**What you have to do:** Copy every line of the material below word for word.

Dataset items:
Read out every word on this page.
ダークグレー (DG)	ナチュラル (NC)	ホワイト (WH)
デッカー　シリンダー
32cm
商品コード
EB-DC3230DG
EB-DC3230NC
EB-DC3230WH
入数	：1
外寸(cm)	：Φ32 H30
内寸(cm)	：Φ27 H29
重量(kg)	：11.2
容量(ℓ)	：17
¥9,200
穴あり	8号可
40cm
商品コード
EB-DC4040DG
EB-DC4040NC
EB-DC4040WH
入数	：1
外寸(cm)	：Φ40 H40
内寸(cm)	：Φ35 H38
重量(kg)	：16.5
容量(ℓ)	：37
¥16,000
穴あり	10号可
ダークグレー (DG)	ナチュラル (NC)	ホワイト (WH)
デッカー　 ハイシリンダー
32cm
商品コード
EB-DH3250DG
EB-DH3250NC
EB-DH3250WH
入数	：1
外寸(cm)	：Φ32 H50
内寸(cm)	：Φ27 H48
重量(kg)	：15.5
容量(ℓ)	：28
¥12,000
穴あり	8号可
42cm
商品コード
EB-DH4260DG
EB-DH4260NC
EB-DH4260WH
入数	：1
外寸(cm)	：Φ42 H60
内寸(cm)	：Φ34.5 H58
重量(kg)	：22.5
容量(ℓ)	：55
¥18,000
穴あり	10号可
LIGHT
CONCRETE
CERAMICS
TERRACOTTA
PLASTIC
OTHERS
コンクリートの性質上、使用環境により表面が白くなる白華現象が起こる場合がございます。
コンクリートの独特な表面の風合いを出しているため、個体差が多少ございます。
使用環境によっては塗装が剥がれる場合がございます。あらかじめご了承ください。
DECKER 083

**Reply:**
Read out every word on this page.
ダークグレー (DG)	ナチュラル (NC)	ホワイト (WH)
デッカー　シリンダー
32cm
商品コード
EB-DC3230DG
EB-DC3230NC
EB-DC3230WH
入数	：1
外寸(cm)	：Φ32 H30
内寸(cm)	：Φ27 H29
重量(kg)	：11.2
容量(ℓ)	：17
¥9,200
穴あり	8号可
40cm
商品コード
EB-DC4040DG
EB-DC4040NC
EB-DC4040WH
入数	：1
外寸(cm)	：Φ40 H40
内寸(cm)	：Φ35 H38
重量(kg)	：16.5
容量(ℓ)	：37
¥16,000
穴あり	10号可
ダークグレー (DG)	ナチュラル (NC)	ホワイト (WH)
デッカー　 ハイシリンダー
32cm
商品コード
EB-DH3250DG
EB-DH3250NC
EB-DH3250WH
入数	：1
外寸(cm)	：Φ32 H50
内寸(cm)	：Φ27 H48
重量(kg)	：15.5
容量(ℓ)	：28
¥12,000
穴あり	8号可
42cm
商品コード
EB-DH4260DG
EB-DH4260NC
EB-DH4260WH
入数	：1
外寸(cm)	：Φ42 H60
内寸(cm)	：Φ34.5 H58
重量(kg)	：22.5
容量(ℓ)	：55
¥18,000
穴あり	10号可
LIGHT
CONCRETE
CERAMICS
TERRACOTTA
PLASTIC
OTHERS
コンクリートの性質上、使用環境により表面が白くなる白華現象が起こる場合がございます。
コンクリートの独特な表面の風合いを出しているため、個体差が多少ございます。
使用環境によっては塗装が剥がれる場合がございます。あらかじめご了承ください。
DECKER 083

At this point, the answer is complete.